(INSTRUÇÕES):
[1] Segundo o texto sobre o IOF, em que data e período do dia o Governo Federal publicou o Decreto nº 12.499 e a Medida Provisória nº 1.303?
[2] Reproduza sem mudanças a parte do texto sobre o IOF que começa em "Governo Federal ajusta" e termina em "regras tributárias brasileiras.".
[3] Diga se cada frase abaixo está de acordo com o texto sobre o IOF. Responda sim ou não e cite as palavras do texto que decidem a resposta.
(a) O Decreto nº 12.499 revogou o texto nº 12.466.
(b) O recuo na majoração do IOF foi integral.
(c) A Medida Provisória nº 1.303 reduz a tributação sobre a distribuição de juros sobre o capital próprio.

(TRECHO PARA LEITURA):

Governo Federal ajusta IOF por decreto e altera tributação financeira via MP
Decreto nº 12.499 e MP nº 1.303 ajustam IOF e redefinem tributação financeira, impactando investimentos, incluindo renda fixa, bolsa, fundos, criptoativos e JCP
Assuntos
O Governo Federal publicou, na noite de 11 de junho de 2025, o Decreto nº 12.499 e a Medida Provisória nº 1.303, trazendo relevantes alterações nas regras tributárias brasileiras.
O decreto revogou e substitui o texto nº 12.466, de 22 de maio de 2025 e nº 12.467, de 23 de maio de 2025, que tratavam das regras de cálculo do Imposto sobre Operações Financeiras (IOF), reproduzindo a maior parte de seus dispositivos, com algumas mudanças pontuais.
Já a Medida Provisória nº 1.303 estabelece um novo marco para a tributação sobre rendimentos financeiros, tratando de diversos temas como aplicações em renda fixa, ganhos líquidos em bolsa, fundos de investimentos, derivativos, títulos incentivados, criptoativos, além de majorar a tributação aplicável para instituições de pagamento e para a distribuição de juros sobre o capital próprio (JCP).
As medidas foram inicialmente anunciadas pelo Governo Federal como contrapontos para compensar os efeitos orçamentários de um possível recuo na majoração do IOF publicada no final de maio. No entanto, nota-se que o recuo na majoração do IOF não foi integral e houve nova majoração de IOF/Títulos para aportes em FIDC que não havia sido contemplada no decreto anterior. Por sua vez, as medidas compensatórias foram bastante extensas e de grande impacto.

(DADOS EXIBIDOS):

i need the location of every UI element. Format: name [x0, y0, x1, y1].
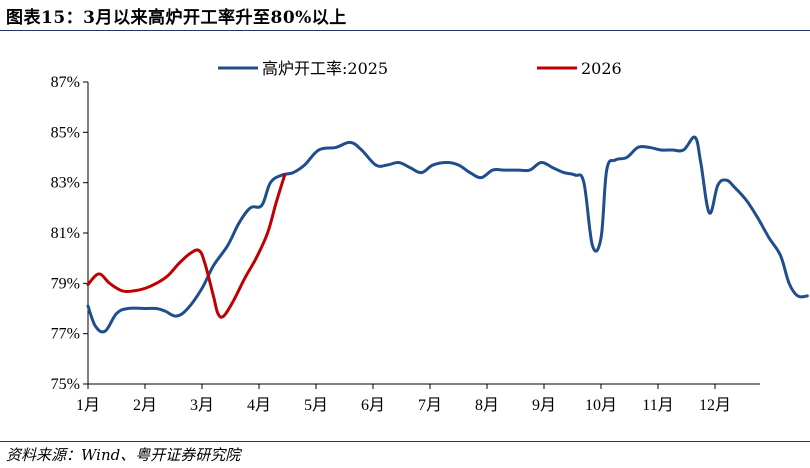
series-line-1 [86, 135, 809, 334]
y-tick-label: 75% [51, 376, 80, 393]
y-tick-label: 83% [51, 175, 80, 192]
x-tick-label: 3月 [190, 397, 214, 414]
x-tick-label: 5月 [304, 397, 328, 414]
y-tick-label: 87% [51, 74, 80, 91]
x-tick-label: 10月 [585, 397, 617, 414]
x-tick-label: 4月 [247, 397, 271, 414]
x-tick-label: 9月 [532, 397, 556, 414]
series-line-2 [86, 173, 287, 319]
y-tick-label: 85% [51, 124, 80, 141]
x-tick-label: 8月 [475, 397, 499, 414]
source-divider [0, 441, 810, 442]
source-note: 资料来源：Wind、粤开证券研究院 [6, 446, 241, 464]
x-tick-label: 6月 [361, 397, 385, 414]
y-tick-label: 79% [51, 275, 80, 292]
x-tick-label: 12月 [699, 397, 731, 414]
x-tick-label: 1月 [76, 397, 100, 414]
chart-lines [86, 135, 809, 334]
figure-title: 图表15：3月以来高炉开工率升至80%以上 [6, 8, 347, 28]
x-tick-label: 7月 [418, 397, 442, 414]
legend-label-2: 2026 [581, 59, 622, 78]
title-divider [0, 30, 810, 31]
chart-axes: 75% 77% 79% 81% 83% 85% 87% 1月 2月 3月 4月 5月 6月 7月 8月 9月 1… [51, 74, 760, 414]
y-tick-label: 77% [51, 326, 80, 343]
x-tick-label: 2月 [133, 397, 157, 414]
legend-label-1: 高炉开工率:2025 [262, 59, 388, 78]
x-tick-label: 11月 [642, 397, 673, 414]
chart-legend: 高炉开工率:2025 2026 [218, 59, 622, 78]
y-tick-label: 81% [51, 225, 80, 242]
==
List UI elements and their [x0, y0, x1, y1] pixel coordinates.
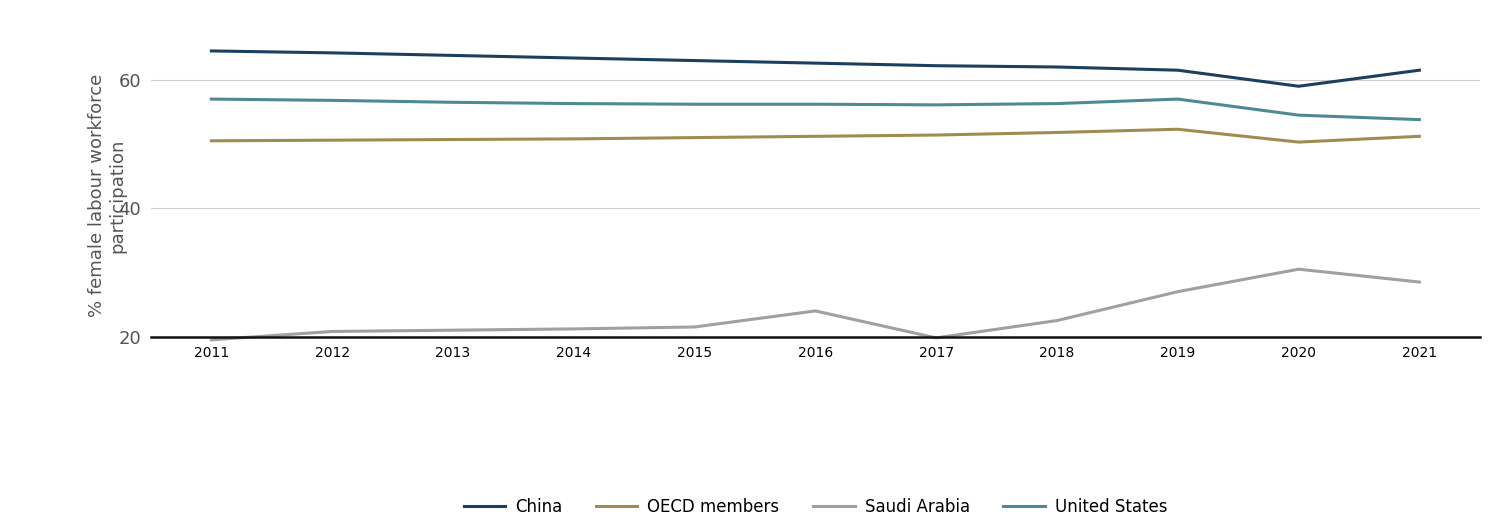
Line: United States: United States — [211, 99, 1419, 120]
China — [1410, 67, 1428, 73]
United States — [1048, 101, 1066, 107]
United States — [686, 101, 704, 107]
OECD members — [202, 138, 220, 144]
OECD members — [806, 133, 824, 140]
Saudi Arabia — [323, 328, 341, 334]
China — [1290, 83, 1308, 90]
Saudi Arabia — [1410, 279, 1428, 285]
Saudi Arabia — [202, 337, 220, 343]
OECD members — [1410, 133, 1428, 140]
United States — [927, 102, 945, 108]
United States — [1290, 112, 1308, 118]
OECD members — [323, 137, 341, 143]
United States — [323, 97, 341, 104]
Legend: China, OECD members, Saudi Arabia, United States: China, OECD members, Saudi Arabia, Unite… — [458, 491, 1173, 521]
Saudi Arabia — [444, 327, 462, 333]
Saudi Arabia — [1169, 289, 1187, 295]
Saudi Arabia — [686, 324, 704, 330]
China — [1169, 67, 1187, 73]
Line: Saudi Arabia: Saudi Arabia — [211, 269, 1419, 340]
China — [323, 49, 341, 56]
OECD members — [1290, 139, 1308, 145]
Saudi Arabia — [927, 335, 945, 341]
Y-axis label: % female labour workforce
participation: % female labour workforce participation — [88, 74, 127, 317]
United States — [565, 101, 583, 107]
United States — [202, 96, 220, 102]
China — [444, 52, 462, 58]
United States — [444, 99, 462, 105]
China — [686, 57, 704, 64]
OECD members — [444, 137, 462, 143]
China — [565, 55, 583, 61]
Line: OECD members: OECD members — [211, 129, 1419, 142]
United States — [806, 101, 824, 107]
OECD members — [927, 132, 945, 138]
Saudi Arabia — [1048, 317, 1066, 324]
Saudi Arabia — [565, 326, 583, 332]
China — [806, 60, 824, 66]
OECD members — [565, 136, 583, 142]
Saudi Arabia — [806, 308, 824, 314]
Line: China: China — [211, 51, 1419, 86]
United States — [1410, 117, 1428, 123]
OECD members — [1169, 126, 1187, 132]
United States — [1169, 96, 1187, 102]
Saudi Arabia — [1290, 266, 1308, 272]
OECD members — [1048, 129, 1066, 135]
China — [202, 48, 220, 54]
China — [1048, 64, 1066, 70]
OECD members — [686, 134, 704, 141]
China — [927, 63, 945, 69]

(RESPOSTAS EM ORDEM):
[1] Na noite de 11 de junho de 2025.

[2]
Governo Federal ajusta IOF por decreto e altera tributação financeira via MP
Decreto nº 12.499 e MP nº 1.303 ajustam IOF e redefinem tributação financeira, impactando investimentos, incluindo renda fixa, bolsa, fundos, criptoativos e JCP
Assuntos
O Governo Federal publicou, na noite de 11 de junho de 2025, o Decreto nº 12.499 e a Medida Provisória nº 1.303, trazendo relevantes alterações nas regras tributárias brasileiras.

[3]
(a) Sim: "O decreto revogou e substitui o texto nº 12.466, de 22 de maio de 2025"
(b) Não: "o recuo na majoração do IOF não foi integral"
(c) Não: "além de majorar a tributação aplicável para instituições de pagamento e para a distribuição de juros sobre o capital próprio (JCP)"